TASK DESCRIPTION:
Can you retype, character for character, the lines from the items below, starting at the line that contains "178, 146, 360]" and ending at the line that contains "Text: Contains HM"?

SOURCE DATA:

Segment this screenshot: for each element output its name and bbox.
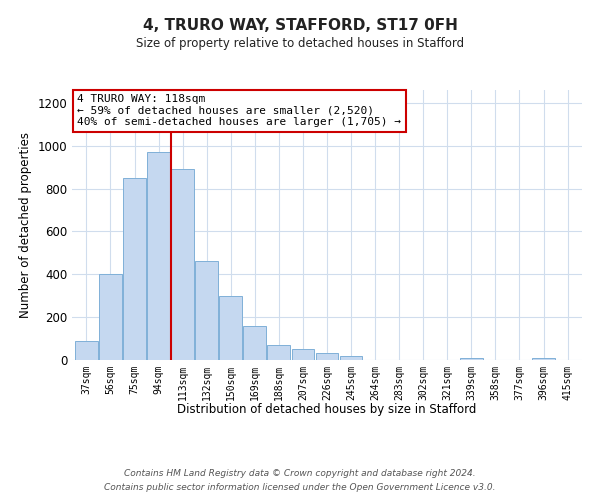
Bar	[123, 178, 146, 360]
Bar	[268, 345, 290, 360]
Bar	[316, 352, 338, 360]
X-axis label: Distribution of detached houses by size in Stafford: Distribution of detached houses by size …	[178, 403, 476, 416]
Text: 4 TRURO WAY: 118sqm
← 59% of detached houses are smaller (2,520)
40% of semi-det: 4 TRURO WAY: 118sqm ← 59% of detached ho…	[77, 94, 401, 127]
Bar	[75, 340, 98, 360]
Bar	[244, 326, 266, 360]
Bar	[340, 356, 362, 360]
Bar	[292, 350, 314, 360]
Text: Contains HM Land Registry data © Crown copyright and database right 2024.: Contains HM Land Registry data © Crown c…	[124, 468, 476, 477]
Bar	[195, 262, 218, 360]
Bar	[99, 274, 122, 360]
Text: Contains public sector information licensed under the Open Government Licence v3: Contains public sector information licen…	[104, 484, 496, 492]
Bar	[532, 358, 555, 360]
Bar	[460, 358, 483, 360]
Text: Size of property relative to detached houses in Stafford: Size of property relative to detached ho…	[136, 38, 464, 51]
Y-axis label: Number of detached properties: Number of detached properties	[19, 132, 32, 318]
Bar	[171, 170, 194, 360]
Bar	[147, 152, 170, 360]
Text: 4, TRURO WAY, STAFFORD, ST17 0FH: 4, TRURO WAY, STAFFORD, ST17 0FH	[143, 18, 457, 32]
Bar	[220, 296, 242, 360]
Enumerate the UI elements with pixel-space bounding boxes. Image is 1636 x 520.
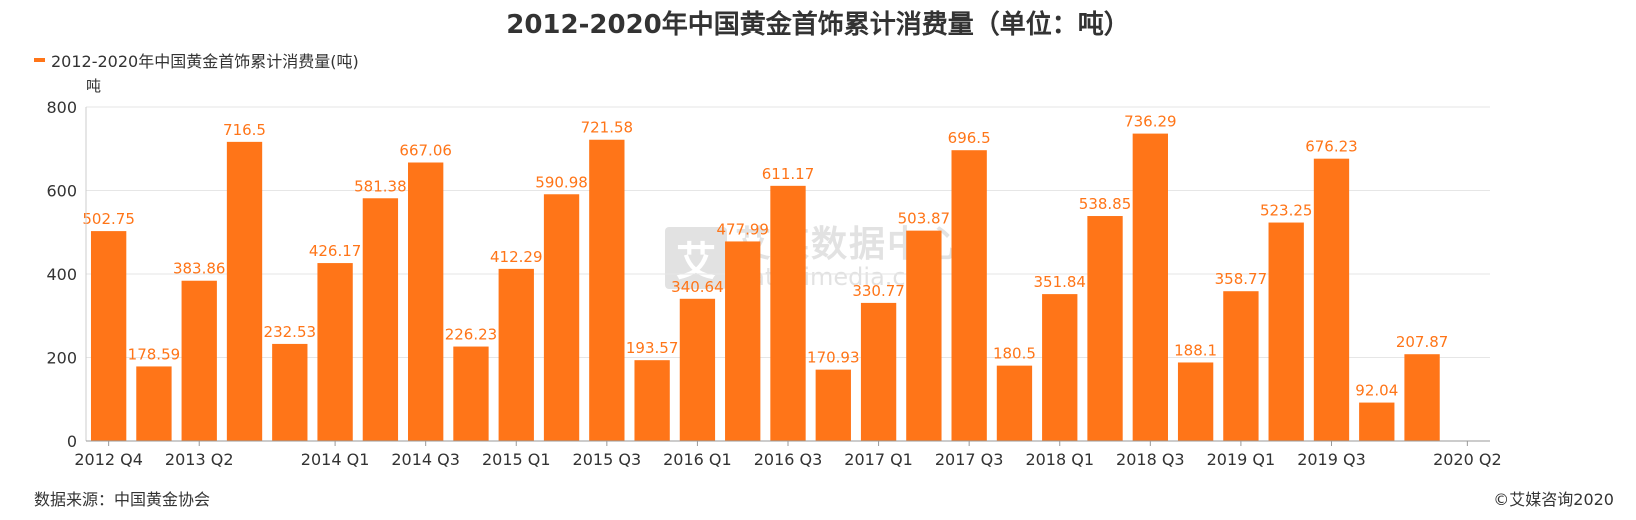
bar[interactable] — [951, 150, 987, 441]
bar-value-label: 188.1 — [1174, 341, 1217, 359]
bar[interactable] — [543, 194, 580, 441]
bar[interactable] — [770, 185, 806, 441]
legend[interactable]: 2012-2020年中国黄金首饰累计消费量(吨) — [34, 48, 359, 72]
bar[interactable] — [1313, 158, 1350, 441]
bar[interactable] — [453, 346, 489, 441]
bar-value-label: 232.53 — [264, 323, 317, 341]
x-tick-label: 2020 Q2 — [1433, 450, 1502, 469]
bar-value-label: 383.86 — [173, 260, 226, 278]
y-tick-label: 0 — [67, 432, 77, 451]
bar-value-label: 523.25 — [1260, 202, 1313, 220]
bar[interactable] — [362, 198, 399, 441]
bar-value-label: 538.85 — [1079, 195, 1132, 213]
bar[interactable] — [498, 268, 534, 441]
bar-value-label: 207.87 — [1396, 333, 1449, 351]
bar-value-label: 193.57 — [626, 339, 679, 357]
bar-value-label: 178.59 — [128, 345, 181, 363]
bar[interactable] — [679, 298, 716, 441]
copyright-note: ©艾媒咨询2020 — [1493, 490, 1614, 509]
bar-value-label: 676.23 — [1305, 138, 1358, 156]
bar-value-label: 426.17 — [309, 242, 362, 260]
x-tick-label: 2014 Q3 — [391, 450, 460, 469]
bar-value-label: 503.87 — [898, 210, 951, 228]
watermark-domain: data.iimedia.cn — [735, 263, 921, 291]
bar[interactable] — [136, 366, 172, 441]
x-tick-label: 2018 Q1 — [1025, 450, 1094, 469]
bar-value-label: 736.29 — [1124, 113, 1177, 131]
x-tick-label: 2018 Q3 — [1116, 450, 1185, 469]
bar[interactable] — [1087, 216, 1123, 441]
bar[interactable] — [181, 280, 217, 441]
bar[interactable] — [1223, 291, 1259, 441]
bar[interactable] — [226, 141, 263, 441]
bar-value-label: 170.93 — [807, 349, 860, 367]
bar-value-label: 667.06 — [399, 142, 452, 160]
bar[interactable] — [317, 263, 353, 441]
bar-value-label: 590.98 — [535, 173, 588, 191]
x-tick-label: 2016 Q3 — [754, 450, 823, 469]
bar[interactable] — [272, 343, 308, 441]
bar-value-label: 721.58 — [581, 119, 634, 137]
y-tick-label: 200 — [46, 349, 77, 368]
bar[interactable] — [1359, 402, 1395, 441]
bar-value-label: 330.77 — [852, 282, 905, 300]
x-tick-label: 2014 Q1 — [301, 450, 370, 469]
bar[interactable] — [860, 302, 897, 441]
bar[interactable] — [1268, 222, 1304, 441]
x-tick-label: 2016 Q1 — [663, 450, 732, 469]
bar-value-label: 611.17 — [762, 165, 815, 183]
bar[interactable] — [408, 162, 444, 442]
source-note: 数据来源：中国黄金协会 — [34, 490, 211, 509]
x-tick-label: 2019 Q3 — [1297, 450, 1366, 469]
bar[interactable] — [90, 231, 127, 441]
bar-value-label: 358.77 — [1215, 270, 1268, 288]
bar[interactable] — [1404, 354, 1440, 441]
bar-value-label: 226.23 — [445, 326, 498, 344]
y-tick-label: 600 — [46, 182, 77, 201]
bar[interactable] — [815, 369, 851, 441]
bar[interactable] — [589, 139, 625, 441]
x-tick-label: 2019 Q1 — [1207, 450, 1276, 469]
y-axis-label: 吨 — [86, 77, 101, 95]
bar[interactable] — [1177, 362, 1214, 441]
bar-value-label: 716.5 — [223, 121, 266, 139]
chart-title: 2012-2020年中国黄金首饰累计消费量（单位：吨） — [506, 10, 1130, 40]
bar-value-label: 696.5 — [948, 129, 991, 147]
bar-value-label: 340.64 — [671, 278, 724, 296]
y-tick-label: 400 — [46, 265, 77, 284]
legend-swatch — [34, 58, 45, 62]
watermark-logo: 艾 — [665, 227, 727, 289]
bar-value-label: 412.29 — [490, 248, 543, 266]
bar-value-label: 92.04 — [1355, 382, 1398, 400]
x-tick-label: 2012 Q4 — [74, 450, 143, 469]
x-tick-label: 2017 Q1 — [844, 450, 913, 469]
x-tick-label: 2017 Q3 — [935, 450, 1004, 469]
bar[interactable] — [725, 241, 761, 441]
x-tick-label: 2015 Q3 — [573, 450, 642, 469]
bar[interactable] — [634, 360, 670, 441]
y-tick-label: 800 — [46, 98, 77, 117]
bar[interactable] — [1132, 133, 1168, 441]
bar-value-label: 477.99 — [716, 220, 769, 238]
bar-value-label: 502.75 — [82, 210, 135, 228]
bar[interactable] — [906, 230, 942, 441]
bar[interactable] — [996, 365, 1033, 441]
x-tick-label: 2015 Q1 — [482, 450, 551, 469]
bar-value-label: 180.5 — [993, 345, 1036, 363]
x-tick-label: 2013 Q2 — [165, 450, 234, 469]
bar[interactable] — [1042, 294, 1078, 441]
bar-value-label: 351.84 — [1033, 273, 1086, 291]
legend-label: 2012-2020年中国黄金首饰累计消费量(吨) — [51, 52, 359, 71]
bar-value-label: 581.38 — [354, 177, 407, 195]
==
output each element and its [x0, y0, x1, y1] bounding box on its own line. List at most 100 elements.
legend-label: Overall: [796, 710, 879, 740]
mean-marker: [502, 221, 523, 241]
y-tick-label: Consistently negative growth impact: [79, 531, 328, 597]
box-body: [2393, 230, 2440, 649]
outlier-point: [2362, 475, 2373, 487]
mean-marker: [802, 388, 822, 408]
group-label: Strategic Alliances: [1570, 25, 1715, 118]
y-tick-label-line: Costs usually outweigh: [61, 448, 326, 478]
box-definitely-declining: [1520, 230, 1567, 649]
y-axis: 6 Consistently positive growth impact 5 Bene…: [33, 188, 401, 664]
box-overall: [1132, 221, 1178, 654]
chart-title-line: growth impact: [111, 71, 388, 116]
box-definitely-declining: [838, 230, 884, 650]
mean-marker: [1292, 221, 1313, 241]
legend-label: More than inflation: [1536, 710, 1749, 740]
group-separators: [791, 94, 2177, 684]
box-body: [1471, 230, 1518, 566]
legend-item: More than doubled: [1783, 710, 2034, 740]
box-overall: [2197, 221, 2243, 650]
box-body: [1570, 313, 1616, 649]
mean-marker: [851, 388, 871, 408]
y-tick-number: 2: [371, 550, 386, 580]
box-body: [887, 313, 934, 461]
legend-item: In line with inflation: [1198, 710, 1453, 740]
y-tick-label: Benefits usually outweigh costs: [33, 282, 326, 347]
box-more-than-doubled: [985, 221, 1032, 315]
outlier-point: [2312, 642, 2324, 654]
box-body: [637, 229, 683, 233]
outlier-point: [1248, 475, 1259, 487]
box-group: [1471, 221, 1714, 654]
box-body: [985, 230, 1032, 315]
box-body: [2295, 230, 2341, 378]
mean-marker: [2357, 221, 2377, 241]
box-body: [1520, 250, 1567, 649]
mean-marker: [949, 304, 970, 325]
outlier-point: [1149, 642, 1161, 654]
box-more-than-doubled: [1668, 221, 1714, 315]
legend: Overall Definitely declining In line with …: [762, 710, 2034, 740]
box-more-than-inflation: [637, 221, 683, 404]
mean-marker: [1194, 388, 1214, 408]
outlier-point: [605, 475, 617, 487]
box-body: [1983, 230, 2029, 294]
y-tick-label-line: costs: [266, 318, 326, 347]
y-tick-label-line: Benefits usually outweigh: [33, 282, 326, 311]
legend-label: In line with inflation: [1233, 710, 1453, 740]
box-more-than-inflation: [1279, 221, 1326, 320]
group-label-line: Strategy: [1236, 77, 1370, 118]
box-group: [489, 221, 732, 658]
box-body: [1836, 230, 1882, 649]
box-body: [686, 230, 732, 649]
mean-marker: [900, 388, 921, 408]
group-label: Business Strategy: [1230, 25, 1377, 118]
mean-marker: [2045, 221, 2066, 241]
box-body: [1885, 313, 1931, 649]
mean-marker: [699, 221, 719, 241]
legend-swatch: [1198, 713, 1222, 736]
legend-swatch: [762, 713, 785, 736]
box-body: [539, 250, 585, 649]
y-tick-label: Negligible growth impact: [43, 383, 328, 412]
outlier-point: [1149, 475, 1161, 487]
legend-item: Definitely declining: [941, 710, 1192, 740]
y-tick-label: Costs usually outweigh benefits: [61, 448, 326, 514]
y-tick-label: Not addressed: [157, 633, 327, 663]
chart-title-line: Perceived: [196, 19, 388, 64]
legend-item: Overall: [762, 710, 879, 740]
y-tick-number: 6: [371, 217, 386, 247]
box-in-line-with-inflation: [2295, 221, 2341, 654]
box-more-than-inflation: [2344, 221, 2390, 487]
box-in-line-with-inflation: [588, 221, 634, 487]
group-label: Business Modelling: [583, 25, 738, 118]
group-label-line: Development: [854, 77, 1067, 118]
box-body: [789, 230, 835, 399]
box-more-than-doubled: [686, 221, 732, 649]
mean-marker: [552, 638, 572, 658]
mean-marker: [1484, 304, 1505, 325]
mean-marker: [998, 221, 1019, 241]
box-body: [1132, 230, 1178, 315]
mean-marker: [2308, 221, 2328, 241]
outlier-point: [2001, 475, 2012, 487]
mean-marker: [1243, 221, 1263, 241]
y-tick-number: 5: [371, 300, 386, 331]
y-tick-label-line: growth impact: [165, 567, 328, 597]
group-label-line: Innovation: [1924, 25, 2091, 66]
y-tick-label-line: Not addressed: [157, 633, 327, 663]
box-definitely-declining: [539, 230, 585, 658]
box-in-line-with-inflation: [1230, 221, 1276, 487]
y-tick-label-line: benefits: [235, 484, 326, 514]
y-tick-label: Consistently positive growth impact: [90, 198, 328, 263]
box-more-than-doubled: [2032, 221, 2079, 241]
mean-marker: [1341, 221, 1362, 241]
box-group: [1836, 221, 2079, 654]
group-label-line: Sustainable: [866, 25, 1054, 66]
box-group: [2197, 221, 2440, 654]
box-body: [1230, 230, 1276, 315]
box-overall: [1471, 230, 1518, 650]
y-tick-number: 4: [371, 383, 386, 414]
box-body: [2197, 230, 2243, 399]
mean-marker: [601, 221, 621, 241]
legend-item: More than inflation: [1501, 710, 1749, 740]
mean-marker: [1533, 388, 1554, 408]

WRITTEN SOLUTION:
Bar	[123, 178, 146, 360]
Bar	[268, 345, 290, 360]
Bar	[316, 352, 338, 360]
X-axis label: Distribution of detached houses by size in Stafford: Distribution of detached houses by size …	[178, 403, 476, 416]
Text: 4 TRURO WAY: 118sqm
← 59% of detached houses are smaller (2,520)
40% of semi-det: 4 TRURO WAY: 118sqm ← 59% of detached ho…	[77, 94, 401, 127]
Bar	[75, 340, 98, 360]
Bar	[244, 326, 266, 360]
Bar	[340, 356, 362, 360]
Bar	[292, 350, 314, 360]
Text: Contains HM Land Registry data © Crown copyright and database right 2024.: Contains HM Land Registry data © Crown c…	[124, 468, 476, 477]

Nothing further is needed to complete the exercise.